═════ SUPPLIED MATERIAL ═════

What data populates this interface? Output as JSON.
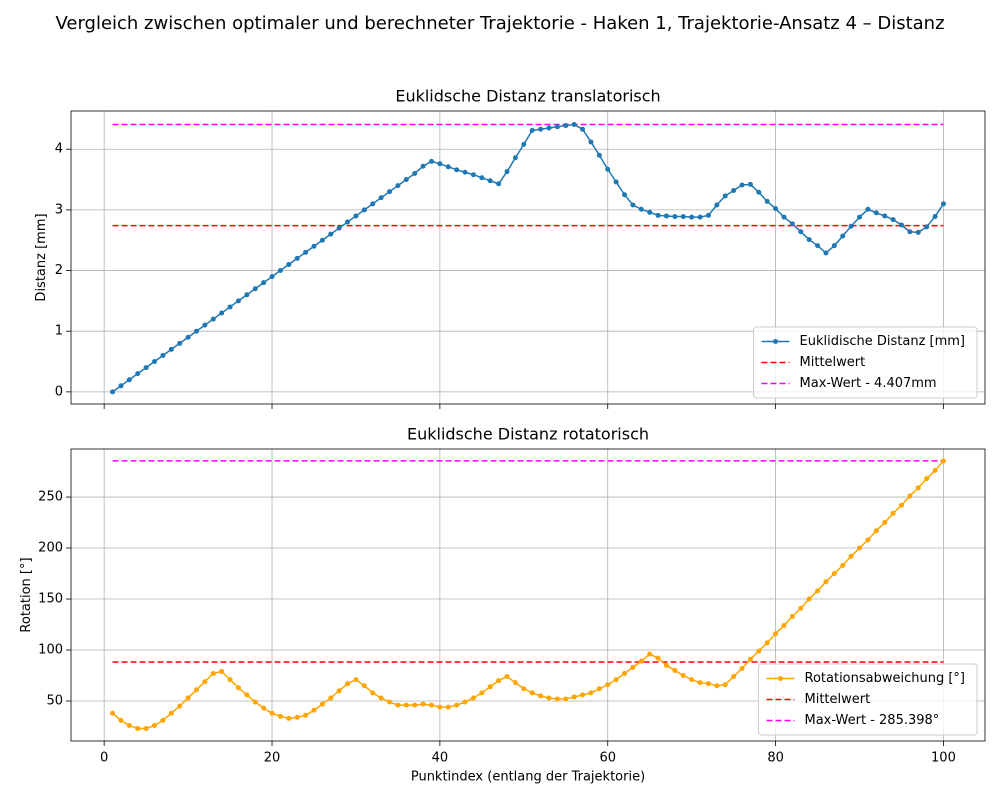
{
  "title": "Vergleich zwischen optimaler und berechneter Trajektorie - Haken 1, Trajektorie-Ansatz 4 – Distanz",
  "chart_data": [
    {
      "type": "line",
      "title": "Euklidsche Distanz translatorisch",
      "ylabel": "Distanz [mm]",
      "x": [
        1,
        2,
        3,
        4,
        5,
        6,
        7,
        8,
        9,
        10,
        11,
        12,
        13,
        14,
        15,
        16,
        17,
        18,
        19,
        20,
        21,
        22,
        23,
        24,
        25,
        26,
        27,
        28,
        29,
        30,
        31,
        32,
        33,
        34,
        35,
        36,
        37,
        38,
        39,
        40,
        41,
        42,
        43,
        44,
        45,
        46,
        47,
        48,
        49,
        50,
        51,
        52,
        53,
        54,
        55,
        56,
        57,
        58,
        59,
        60,
        61,
        62,
        63,
        64,
        65,
        66,
        67,
        68,
        69,
        70,
        71,
        72,
        73,
        74,
        75,
        76,
        77,
        78,
        79,
        80,
        81,
        82,
        83,
        84,
        85,
        86,
        87,
        88,
        89,
        90,
        91,
        92,
        93,
        94,
        95,
        96,
        97,
        98,
        99,
        100
      ],
      "series": [
        {
          "name": "Euklidische Distanz [mm]",
          "color": "#1f77b4",
          "values": [
            0,
            0.1,
            0.2,
            0.3,
            0.4,
            0.5,
            0.6,
            0.7,
            0.8,
            0.9,
            1.0,
            1.1,
            1.2,
            1.3,
            1.4,
            1.5,
            1.6,
            1.7,
            1.8,
            1.9,
            2.0,
            2.1,
            2.2,
            2.3,
            2.4,
            2.5,
            2.6,
            2.7,
            2.8,
            2.9,
            3.0,
            3.1,
            3.2,
            3.3,
            3.4,
            3.5,
            3.6,
            3.72,
            3.8,
            3.76,
            3.71,
            3.66,
            3.62,
            3.58,
            3.53,
            3.48,
            3.43,
            3.63,
            3.86,
            4.08,
            4.31,
            4.33,
            4.35,
            4.37,
            4.39,
            4.407,
            4.33,
            4.12,
            3.9,
            3.67,
            3.46,
            3.25,
            3.08,
            3.01,
            2.96,
            2.91,
            2.9,
            2.89,
            2.89,
            2.88,
            2.88,
            2.91,
            3.08,
            3.23,
            3.32,
            3.41,
            3.42,
            3.29,
            3.14,
            3.02,
            2.88,
            2.77,
            2.64,
            2.51,
            2.41,
            2.29,
            2.41,
            2.57,
            2.73,
            2.88,
            3.01,
            2.95,
            2.9,
            2.84,
            2.75,
            2.64,
            2.63,
            2.72,
            2.89,
            3.1
          ]
        }
      ],
      "hlines": [
        {
          "name": "Mittelwert",
          "color": "#ff0000",
          "value": 2.74
        },
        {
          "name": "Max-Wert - 4.407mm",
          "color": "#ff00ff",
          "value": 4.407
        }
      ],
      "xlim": [
        -3.95,
        104.95
      ],
      "ylim": [
        -0.2,
        4.63
      ],
      "xticks": [
        0,
        20,
        40,
        60,
        80,
        100
      ],
      "yticks": [
        0,
        1,
        2,
        3,
        4
      ],
      "show_xticklabels": false,
      "grid": true,
      "legend": "lower right"
    },
    {
      "type": "line",
      "title": "Euklidsche Distanz rotatorisch",
      "ylabel": "Rotation [°]",
      "xlabel": "Punktindex (entlang der Trajektorie)",
      "x": [
        1,
        2,
        3,
        4,
        5,
        6,
        7,
        8,
        9,
        10,
        11,
        12,
        13,
        14,
        15,
        16,
        17,
        18,
        19,
        20,
        21,
        22,
        23,
        24,
        25,
        26,
        27,
        28,
        29,
        30,
        31,
        32,
        33,
        34,
        35,
        36,
        37,
        38,
        39,
        40,
        41,
        42,
        43,
        44,
        45,
        46,
        47,
        48,
        49,
        50,
        51,
        52,
        53,
        54,
        55,
        56,
        57,
        58,
        59,
        60,
        61,
        62,
        63,
        64,
        65,
        66,
        67,
        68,
        69,
        70,
        71,
        72,
        73,
        74,
        75,
        76,
        77,
        78,
        79,
        80,
        81,
        82,
        83,
        84,
        85,
        86,
        87,
        88,
        89,
        90,
        91,
        92,
        93,
        94,
        95,
        96,
        97,
        98,
        99,
        100
      ],
      "series": [
        {
          "name": "Rotationsabweichung [°]",
          "color": "#ffa500",
          "values": [
            38,
            31,
            26,
            23,
            23,
            26,
            31,
            38,
            45,
            53,
            61,
            69,
            77,
            79,
            71,
            63,
            56,
            49,
            43,
            38,
            35,
            33,
            34,
            36,
            41,
            47,
            53,
            60,
            67,
            71,
            65,
            58,
            53,
            49,
            46,
            46,
            46,
            47,
            46,
            44,
            44,
            46,
            49,
            53,
            58,
            64,
            70,
            74,
            68,
            62,
            58,
            55,
            53,
            52,
            52,
            54,
            56,
            58,
            62,
            66,
            71,
            77,
            83,
            89,
            96,
            92,
            85,
            80,
            75,
            71,
            68,
            67,
            65,
            66,
            74,
            82,
            91,
            99,
            107,
            116,
            124,
            133,
            141,
            150,
            158,
            167,
            175,
            183,
            192,
            200,
            208,
            217,
            225,
            234,
            242,
            251,
            259,
            268,
            276,
            285.398
          ]
        }
      ],
      "hlines": [
        {
          "name": "Mittelwert",
          "color": "#ff0000",
          "value": 88.2
        },
        {
          "name": "Max-Wert - 285.398°",
          "color": "#ff00ff",
          "value": 285.398
        }
      ],
      "xlim": [
        -3.95,
        104.95
      ],
      "ylim": [
        10.8,
        297.1
      ],
      "xticks": [
        0,
        20,
        40,
        60,
        80,
        100
      ],
      "yticks": [
        50,
        100,
        150,
        200,
        250
      ],
      "show_xticklabels": true,
      "grid": true,
      "legend": "lower right"
    }
  ]
}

═════

Return every line in the listing that contains the word "name".

          "name": "Euklidische Distanz [mm]",
          "name": "Mittelwert",
          "name": "Max-Wert - 4.407mm",
          "name": "Rotationsabweichung [°]",
          "name": "Mittelwert",
          "name": "Max-Wert - 285.398°",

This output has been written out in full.